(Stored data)
☆ ☆ ☆ ☆

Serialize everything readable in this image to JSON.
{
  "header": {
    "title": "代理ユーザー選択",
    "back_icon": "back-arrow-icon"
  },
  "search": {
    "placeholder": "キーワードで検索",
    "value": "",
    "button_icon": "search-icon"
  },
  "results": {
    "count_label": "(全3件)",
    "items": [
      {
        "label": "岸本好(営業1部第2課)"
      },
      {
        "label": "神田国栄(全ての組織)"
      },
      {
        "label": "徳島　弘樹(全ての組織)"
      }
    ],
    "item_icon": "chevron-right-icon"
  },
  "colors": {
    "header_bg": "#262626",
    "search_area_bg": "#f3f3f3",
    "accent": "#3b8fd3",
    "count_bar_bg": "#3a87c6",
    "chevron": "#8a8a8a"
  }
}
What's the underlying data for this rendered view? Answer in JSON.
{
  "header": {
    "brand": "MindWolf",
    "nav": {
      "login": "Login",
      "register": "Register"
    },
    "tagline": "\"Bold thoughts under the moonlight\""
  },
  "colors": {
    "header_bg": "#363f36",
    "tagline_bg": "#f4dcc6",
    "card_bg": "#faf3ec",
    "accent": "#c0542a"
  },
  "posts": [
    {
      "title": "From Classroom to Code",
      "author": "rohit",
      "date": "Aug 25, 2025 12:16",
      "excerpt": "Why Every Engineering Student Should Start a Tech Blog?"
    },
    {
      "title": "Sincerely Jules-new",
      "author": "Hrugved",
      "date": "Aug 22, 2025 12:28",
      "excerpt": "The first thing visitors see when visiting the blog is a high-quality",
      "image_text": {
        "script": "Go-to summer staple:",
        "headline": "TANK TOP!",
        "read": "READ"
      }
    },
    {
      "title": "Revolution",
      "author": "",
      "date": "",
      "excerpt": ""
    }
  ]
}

☆ ☆ ☆ ☆

Track down the lines that include the word "this" and copy them.

Serialize everything readable in this image to JSON.
What's the underlying data for this rendered view? Answer in JSON.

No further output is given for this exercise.